■ EXERCISE AIM
Word for word, set down the records and skip each picture.

■ LISTED RECORDS
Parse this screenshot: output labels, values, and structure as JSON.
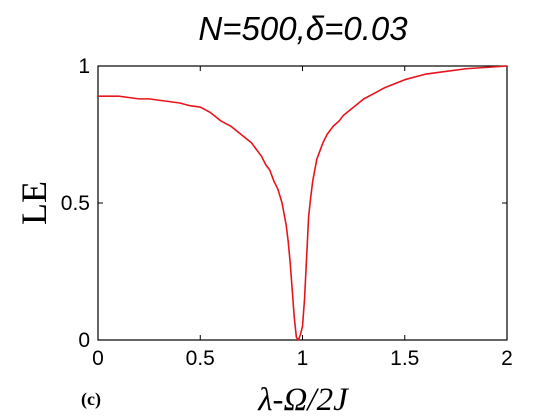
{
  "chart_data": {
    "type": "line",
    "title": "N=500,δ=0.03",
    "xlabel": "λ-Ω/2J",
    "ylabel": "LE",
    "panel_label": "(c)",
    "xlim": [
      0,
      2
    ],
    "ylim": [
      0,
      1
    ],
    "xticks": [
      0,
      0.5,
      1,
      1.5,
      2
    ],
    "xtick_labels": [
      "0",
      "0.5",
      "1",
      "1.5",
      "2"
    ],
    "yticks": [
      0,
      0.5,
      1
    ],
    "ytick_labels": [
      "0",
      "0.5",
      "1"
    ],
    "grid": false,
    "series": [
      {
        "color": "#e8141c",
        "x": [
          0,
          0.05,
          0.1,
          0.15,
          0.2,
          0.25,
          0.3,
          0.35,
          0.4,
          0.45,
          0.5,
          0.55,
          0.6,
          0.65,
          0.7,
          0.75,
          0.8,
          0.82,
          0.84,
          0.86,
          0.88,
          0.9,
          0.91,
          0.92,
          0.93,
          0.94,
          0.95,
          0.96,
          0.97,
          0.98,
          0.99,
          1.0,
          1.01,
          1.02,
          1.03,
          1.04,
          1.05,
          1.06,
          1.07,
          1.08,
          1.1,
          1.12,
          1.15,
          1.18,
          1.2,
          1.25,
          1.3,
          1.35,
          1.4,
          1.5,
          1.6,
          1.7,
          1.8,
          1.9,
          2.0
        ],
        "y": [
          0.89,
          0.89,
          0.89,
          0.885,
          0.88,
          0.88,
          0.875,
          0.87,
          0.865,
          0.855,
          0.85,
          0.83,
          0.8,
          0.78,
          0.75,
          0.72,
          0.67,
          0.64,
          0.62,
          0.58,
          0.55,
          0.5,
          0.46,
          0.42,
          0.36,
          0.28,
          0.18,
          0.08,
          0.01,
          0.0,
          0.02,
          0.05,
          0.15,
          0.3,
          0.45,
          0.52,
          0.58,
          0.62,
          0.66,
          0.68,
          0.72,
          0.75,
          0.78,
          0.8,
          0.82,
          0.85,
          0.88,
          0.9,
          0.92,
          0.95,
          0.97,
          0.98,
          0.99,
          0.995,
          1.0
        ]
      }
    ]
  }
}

■ THE RESULT
Parse this screenshot: output labels, values, and structure as JSON.
{
  "chart_data": {
    "type": "line",
    "title": "N=500,δ=0.03",
    "xlabel": "λ-Ω/2J",
    "ylabel": "LE",
    "panel_label": "(c)",
    "xlim": [
      0,
      2
    ],
    "ylim": [
      0,
      1
    ],
    "xticks": [
      0,
      0.5,
      1,
      1.5,
      2
    ],
    "xtick_labels": [
      "0",
      "0.5",
      "1",
      "1.5",
      "2"
    ],
    "yticks": [
      0,
      0.5,
      1
    ],
    "ytick_labels": [
      "0",
      "0.5",
      "1"
    ],
    "grid": false,
    "series": [
      {
        "color": "#e8141c",
        "x": [
          0,
          0.05,
          0.1,
          0.15,
          0.2,
          0.25,
          0.3,
          0.35,
          0.4,
          0.45,
          0.5,
          0.55,
          0.6,
          0.65,
          0.7,
          0.75,
          0.8,
          0.82,
          0.84,
          0.86,
          0.88,
          0.9,
          0.91,
          0.92,
          0.93,
          0.94,
          0.95,
          0.96,
          0.97,
          0.98,
          0.99,
          1.0,
          1.01,
          1.02,
          1.03,
          1.04,
          1.05,
          1.06,
          1.07,
          1.08,
          1.1,
          1.12,
          1.15,
          1.18,
          1.2,
          1.25,
          1.3,
          1.35,
          1.4,
          1.5,
          1.6,
          1.7,
          1.8,
          1.9,
          2.0
        ],
        "y": [
          0.89,
          0.89,
          0.89,
          0.885,
          0.88,
          0.88,
          0.875,
          0.87,
          0.865,
          0.855,
          0.85,
          0.83,
          0.8,
          0.78,
          0.75,
          0.72,
          0.67,
          0.64,
          0.62,
          0.58,
          0.55,
          0.5,
          0.46,
          0.42,
          0.36,
          0.28,
          0.18,
          0.08,
          0.01,
          0.0,
          0.02,
          0.05,
          0.15,
          0.3,
          0.45,
          0.52,
          0.58,
          0.62,
          0.66,
          0.68,
          0.72,
          0.75,
          0.78,
          0.8,
          0.82,
          0.85,
          0.88,
          0.9,
          0.92,
          0.95,
          0.97,
          0.98,
          0.99,
          0.995,
          1.0
        ]
      }
    ]
  }
}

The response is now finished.